Check each line of the material below for the string "JSON", then report how many lines have it, and nothing else.

(Chart and figure data)
[start]
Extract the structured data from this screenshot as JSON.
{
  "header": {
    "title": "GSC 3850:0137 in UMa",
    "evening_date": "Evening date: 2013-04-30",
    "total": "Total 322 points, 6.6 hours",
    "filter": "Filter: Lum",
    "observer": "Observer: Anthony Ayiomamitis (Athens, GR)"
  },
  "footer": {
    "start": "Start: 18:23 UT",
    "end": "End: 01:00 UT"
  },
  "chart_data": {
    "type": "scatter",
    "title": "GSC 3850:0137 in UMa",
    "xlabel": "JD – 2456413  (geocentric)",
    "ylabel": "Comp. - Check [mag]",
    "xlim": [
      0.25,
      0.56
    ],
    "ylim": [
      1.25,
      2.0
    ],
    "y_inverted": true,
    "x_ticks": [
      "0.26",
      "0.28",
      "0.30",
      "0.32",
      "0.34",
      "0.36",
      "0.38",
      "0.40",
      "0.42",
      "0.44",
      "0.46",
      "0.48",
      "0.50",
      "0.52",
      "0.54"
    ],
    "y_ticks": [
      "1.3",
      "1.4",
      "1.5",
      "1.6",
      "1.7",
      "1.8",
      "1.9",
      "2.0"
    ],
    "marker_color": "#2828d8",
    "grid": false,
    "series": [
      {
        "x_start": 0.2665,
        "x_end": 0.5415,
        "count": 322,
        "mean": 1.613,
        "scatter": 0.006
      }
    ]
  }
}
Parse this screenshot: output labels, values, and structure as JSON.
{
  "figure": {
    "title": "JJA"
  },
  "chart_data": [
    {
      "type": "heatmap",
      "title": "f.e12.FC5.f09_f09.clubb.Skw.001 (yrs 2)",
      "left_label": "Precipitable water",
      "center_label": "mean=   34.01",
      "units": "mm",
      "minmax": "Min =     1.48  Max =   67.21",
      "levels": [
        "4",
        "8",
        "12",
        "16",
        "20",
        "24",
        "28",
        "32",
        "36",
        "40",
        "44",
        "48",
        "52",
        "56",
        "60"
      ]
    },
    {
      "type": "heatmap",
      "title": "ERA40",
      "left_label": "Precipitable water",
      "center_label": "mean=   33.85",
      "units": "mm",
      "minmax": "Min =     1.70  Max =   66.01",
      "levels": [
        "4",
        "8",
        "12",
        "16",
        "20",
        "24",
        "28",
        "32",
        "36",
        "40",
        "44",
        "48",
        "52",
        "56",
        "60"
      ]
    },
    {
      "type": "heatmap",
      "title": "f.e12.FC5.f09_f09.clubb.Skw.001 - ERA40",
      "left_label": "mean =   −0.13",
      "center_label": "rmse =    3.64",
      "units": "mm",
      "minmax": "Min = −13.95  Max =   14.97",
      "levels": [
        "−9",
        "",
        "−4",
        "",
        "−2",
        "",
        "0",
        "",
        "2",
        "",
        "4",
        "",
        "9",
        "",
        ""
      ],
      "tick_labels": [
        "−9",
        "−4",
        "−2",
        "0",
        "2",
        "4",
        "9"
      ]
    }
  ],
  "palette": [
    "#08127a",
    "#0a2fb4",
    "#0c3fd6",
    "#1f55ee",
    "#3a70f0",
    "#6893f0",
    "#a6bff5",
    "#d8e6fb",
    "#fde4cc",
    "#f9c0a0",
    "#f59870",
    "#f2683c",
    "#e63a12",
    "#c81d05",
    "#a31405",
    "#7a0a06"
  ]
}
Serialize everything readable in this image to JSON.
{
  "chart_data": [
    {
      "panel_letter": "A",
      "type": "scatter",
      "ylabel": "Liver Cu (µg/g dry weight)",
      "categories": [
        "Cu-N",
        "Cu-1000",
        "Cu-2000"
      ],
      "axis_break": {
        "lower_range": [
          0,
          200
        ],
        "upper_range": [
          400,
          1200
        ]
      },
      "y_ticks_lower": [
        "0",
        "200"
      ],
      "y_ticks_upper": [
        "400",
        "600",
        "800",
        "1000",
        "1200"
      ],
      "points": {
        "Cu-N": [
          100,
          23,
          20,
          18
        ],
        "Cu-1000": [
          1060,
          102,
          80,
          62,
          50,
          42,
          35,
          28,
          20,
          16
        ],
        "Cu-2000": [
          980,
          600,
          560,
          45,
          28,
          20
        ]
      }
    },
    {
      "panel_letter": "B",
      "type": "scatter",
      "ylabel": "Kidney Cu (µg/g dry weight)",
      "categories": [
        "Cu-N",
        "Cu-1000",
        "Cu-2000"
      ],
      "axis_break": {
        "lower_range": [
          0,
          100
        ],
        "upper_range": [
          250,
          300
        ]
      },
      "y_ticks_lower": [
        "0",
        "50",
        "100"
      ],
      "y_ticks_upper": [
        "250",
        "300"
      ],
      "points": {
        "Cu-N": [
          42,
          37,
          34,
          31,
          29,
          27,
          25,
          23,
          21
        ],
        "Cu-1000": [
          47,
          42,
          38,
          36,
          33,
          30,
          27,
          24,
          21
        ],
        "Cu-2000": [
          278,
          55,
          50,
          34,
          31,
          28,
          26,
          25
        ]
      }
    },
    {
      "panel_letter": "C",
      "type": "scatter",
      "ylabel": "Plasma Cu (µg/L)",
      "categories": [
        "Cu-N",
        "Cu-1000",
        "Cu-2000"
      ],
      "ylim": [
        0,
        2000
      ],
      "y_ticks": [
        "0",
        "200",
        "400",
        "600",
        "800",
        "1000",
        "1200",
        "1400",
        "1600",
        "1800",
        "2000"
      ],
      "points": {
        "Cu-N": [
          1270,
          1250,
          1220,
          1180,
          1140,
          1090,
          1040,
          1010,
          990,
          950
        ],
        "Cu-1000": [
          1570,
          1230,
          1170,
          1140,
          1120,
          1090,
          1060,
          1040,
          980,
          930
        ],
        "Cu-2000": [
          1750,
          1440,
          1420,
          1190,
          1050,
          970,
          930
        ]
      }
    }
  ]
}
[end]
**Full answer:**
3